▶ [A run of records]:
────
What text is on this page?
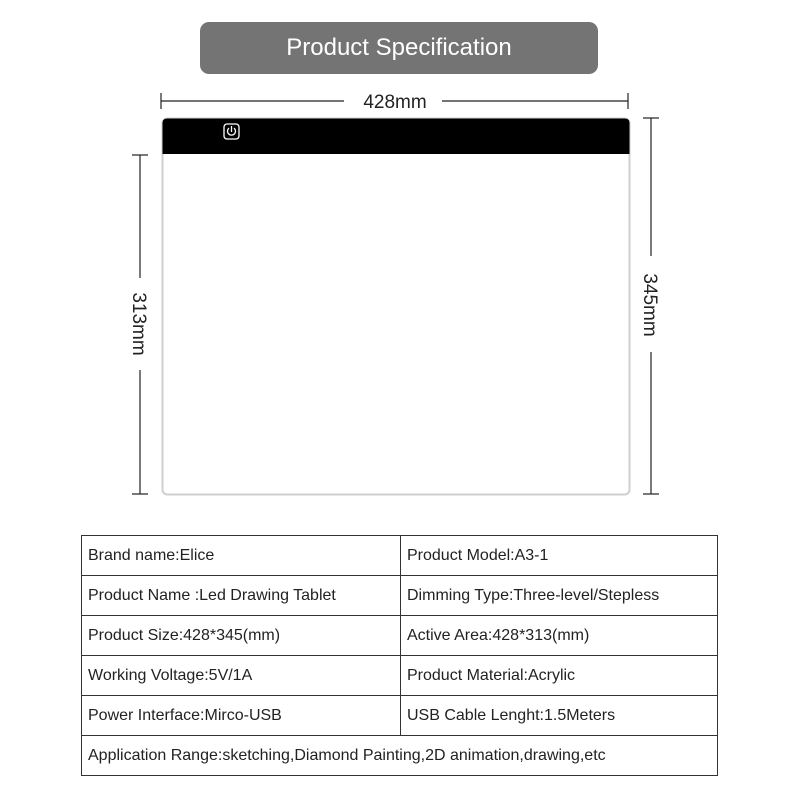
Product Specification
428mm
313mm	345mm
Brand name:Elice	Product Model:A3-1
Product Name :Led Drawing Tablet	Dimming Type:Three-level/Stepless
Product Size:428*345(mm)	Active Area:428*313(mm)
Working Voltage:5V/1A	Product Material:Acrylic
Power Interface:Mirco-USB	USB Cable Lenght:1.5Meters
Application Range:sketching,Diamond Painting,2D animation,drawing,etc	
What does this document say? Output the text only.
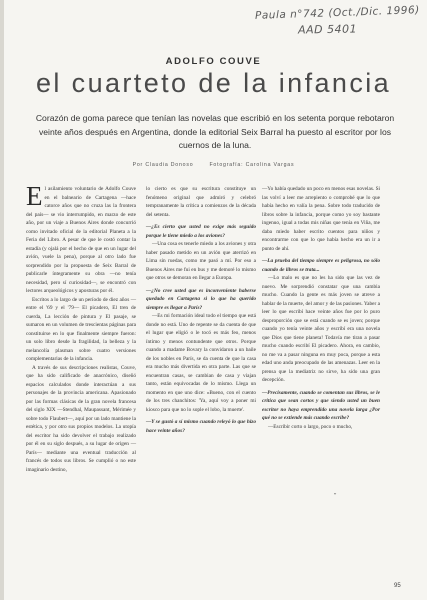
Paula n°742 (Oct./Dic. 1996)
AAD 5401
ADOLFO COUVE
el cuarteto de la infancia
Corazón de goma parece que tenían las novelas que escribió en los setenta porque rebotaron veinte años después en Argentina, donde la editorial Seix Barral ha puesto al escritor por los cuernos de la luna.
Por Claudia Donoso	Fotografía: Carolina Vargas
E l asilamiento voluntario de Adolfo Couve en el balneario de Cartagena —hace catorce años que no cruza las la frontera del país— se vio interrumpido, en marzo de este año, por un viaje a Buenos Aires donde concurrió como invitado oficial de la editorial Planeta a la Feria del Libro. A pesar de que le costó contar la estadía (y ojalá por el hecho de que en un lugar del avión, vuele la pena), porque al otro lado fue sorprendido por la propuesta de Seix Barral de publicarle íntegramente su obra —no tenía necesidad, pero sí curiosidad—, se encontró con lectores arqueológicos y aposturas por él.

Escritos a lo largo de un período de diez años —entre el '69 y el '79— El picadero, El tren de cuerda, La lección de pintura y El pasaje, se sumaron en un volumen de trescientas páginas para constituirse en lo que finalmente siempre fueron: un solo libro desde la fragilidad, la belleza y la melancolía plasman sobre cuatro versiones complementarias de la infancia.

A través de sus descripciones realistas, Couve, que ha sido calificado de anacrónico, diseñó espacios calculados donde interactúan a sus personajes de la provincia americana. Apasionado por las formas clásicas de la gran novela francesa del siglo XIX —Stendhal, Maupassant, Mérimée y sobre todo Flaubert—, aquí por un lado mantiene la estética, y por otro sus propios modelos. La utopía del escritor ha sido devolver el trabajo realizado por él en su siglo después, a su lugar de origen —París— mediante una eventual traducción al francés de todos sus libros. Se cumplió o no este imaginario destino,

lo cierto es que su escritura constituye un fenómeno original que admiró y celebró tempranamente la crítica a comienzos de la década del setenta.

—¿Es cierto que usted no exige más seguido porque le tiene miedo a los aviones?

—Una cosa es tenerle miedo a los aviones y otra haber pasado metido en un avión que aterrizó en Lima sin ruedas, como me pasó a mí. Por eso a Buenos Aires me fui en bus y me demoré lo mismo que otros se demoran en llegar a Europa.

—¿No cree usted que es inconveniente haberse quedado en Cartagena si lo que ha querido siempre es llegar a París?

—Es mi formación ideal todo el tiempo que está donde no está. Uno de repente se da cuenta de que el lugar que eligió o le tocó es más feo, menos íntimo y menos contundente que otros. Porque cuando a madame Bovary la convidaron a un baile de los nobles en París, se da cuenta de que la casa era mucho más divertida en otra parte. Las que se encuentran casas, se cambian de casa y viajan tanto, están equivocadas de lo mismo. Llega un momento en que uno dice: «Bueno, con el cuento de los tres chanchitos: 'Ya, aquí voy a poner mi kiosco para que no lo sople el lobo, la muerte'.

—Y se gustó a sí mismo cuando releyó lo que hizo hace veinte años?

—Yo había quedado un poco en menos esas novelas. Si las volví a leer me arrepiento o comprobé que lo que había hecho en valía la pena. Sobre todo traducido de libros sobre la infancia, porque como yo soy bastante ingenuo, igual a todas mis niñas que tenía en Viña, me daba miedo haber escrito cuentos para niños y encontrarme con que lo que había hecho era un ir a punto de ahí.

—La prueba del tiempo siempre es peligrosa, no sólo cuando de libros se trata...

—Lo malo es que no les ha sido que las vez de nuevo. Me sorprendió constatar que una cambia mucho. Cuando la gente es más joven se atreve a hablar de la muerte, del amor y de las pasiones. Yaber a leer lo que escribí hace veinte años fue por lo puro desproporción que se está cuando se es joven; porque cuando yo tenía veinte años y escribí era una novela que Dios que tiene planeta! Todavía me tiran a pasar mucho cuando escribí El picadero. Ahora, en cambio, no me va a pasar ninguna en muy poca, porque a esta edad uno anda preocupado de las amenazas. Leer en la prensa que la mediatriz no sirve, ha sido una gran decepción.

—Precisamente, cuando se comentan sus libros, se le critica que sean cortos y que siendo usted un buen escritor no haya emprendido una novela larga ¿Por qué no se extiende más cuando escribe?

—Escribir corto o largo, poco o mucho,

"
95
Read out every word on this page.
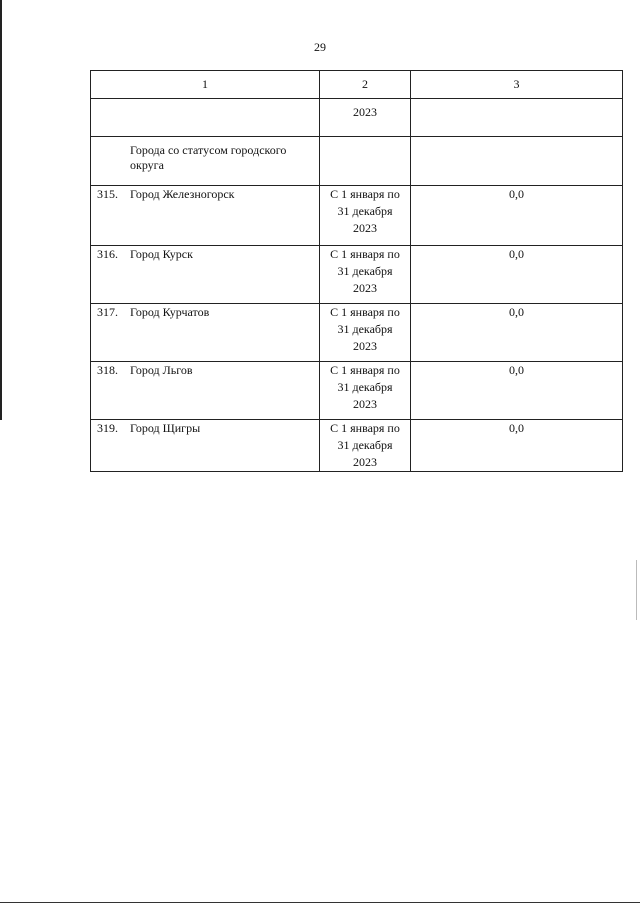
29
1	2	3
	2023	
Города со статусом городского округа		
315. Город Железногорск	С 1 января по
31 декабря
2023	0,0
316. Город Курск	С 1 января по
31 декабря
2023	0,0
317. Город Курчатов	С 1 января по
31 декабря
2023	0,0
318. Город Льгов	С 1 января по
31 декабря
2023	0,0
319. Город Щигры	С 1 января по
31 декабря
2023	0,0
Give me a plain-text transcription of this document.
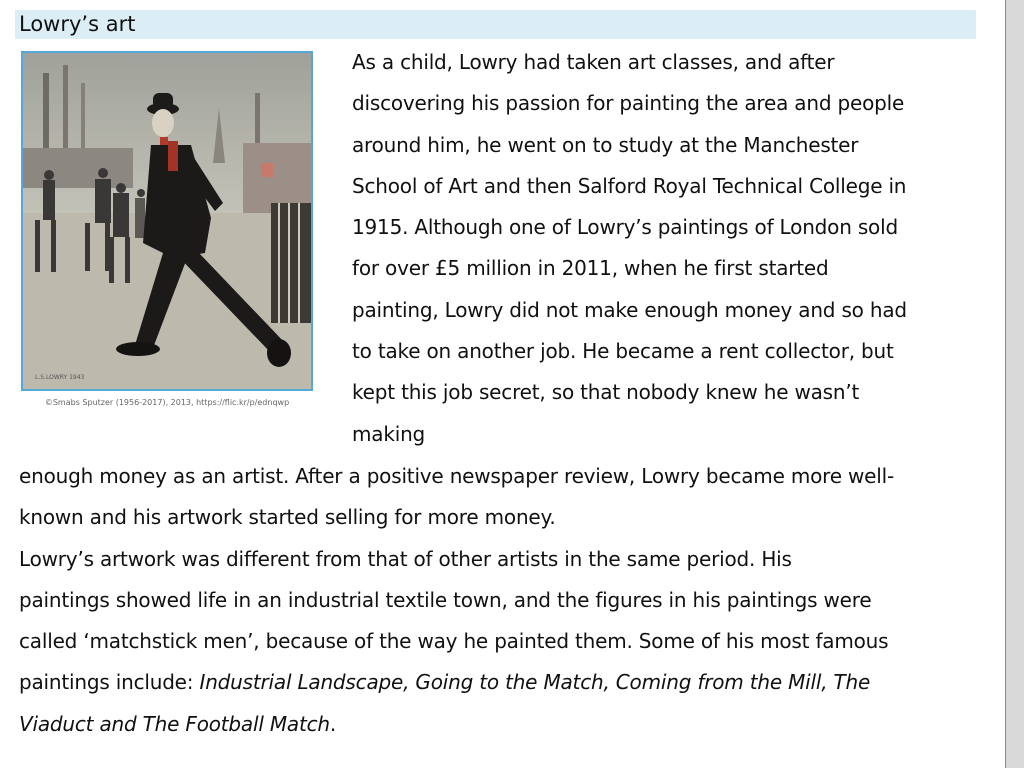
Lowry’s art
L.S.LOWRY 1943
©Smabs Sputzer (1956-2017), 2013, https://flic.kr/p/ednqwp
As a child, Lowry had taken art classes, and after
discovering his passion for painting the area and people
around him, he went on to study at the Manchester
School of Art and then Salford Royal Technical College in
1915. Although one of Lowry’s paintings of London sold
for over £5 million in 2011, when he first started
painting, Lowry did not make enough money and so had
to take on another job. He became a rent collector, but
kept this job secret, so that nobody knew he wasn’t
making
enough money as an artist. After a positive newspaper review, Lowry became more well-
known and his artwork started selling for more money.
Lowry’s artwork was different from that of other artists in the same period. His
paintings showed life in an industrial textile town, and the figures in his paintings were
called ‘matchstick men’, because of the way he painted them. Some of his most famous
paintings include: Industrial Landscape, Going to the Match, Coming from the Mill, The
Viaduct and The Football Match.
────
Copy every record character for character. Skip the pictures.

What text is on this page?
Product Specification
428mm
313mm	345mm
Brand name:Elice	Product Model:A3-1
Product Name :Led Drawing Tablet	Dimming Type:Three-level/Stepless
Product Size:428*345(mm)	Active Area:428*313(mm)
Working Voltage:5V/1A	Product Material:Acrylic
Power Interface:Mirco-USB	USB Cable Lenght:1.5Meters
Application Range:sketching,Diamond Painting,2D animation,drawing,etc	
What does this document say? Output the text only.
Paula n°742 (Oct./Dic. 1996)
AAD 5401
ADOLFO COUVE
el cuarteto de la infancia
Corazón de goma parece que tenían las novelas que escribió en los setenta porque rebotaron veinte años después en Argentina, donde la editorial Seix Barral ha puesto al escritor por los cuernos de la luna.
Por Claudia Donoso	Fotografía: Carolina Vargas
E l asilamiento voluntario de Adolfo Couve en el balneario de Cartagena —hace catorce años que no cruza las la frontera del país— se vio interrumpido, en marzo de este año, por un viaje a Buenos Aires donde concurrió como invitado oficial de la editorial Planeta a la Feria del Libro. A pesar de que le costó contar la estadía (y ojalá por el hecho de que en un lugar del avión, vuele la pena), porque al otro lado fue sorprendido por la propuesta de Seix Barral de publicarle íntegramente su obra —no tenía necesidad, pero sí curiosidad—, se encontró con lectores arqueológicos y aposturas por él.

Escritos a lo largo de un período de diez años —entre el '69 y el '79— El picadero, El tren de cuerda, La lección de pintura y El pasaje, se sumaron en un volumen de trescientas páginas para constituirse en lo que finalmente siempre fueron: un solo libro desde la fragilidad, la belleza y la melancolía plasman sobre cuatro versiones complementarias de la infancia.

A través de sus descripciones realistas, Couve, que ha sido calificado de anacrónico, diseñó espacios calculados donde interactúan a sus personajes de la provincia americana. Apasionado por las formas clásicas de la gran novela francesa del siglo XIX —Stendhal, Maupassant, Mérimée y sobre todo Flaubert—, aquí por un lado mantiene la estética, y por otro sus propios modelos. La utopía del escritor ha sido devolver el trabajo realizado por él en su siglo después, a su lugar de origen —París— mediante una eventual traducción al francés de todos sus libros. Se cumplió o no este imaginario destino,

lo cierto es que su escritura constituye un fenómeno original que admiró y celebró tempranamente la crítica a comienzos de la década del setenta.

—¿Es cierto que usted no exige más seguido porque le tiene miedo a los aviones?

—Una cosa es tenerle miedo a los aviones y otra haber pasado metido en un avión que aterrizó en Lima sin ruedas, como me pasó a mí. Por eso a Buenos Aires me fui en bus y me demoré lo mismo que otros se demoran en llegar a Europa.

—¿No cree usted que es inconveniente haberse quedado en Cartagena si lo que ha querido siempre es llegar a París?

—Es mi formación ideal todo el tiempo que está donde no está. Uno de repente se da cuenta de que el lugar que eligió o le tocó es más feo, menos íntimo y menos contundente que otros. Porque cuando a madame Bovary la convidaron a un baile de los nobles en París, se da cuenta de que la casa era mucho más divertida en otra parte. Las que se encuentran casas, se cambian de casa y viajan tanto, están equivocadas de lo mismo. Llega un momento en que uno dice: «Bueno, con el cuento de los tres chanchitos: 'Ya, aquí voy a poner mi kiosco para que no lo sople el lobo, la muerte'.

—Y se gustó a sí mismo cuando releyó lo que hizo hace veinte años?

—Yo había quedado un poco en menos esas novelas. Si las volví a leer me arrepiento o comprobé que lo que había hecho en valía la pena. Sobre todo traducido de libros sobre la infancia, porque como yo soy bastante ingenuo, igual a todas mis niñas que tenía en Viña, me daba miedo haber escrito cuentos para niños y encontrarme con que lo que había hecho era un ir a punto de ahí.

—La prueba del tiempo siempre es peligrosa, no sólo cuando de libros se trata...

—Lo malo es que no les ha sido que las vez de nuevo. Me sorprendió constatar que una cambia mucho. Cuando la gente es más joven se atreve a hablar de la muerte, del amor y de las pasiones. Yaber a leer lo que escribí hace veinte años fue por lo puro desproporción que se está cuando se es joven; porque cuando yo tenía veinte años y escribí era una novela que Dios que tiene planeta! Todavía me tiran a pasar mucho cuando escribí El picadero. Ahora, en cambio, no me va a pasar ninguna en muy poca, porque a esta edad uno anda preocupado de las amenazas. Leer en la prensa que la mediatriz no sirve, ha sido una gran decepción.

—Precisamente, cuando se comentan sus libros, se le critica que sean cortos y que siendo usted un buen escritor no haya emprendido una novela larga ¿Por qué no se extiende más cuando escribe?

—Escribir corto o largo, poco o mucho,

"
95
Read out every word on this page.
29
1	2	3
	2023	
Города со статусом городского округа		
315. Город Железногорск	С 1 января по
31 декабря
2023	0,0
316. Город Курск	С 1 января по
31 декабря
2023	0,0
317. Город Курчатов	С 1 января по
31 декабря
2023	0,0
318. Город Льгов	С 1 января по
31 декабря
2023	0,0
319. Город Щигры	С 1 января по
31 декабря
2023	0,0
Give me a plain-text transcription of this document.
Lowry’s art
L.S.LOWRY 1943
©Smabs Sputzer (1956-2017), 2013, https://flic.kr/p/ednqwp
As a child, Lowry had taken art classes, and after
discovering his passion for painting the area and people
around him, he went on to study at the Manchester
School of Art and then Salford Royal Technical College in
1915. Although one of Lowry’s paintings of London sold
for over £5 million in 2011, when he first started
painting, Lowry did not make enough money and so had
to take on another job. He became a rent collector, but
kept this job secret, so that nobody knew he wasn’t
making
enough money as an artist. After a positive newspaper review, Lowry became more well-
known and his artwork started selling for more money.
Lowry’s artwork was different from that of other artists in the same period. His
paintings showed life in an industrial textile town, and the figures in his paintings were
called ‘matchstick men’, because of the way he painted them. Some of his most famous
paintings include: Industrial Landscape, Going to the Match, Coming from the Mill, The
Viaduct and The Football Match.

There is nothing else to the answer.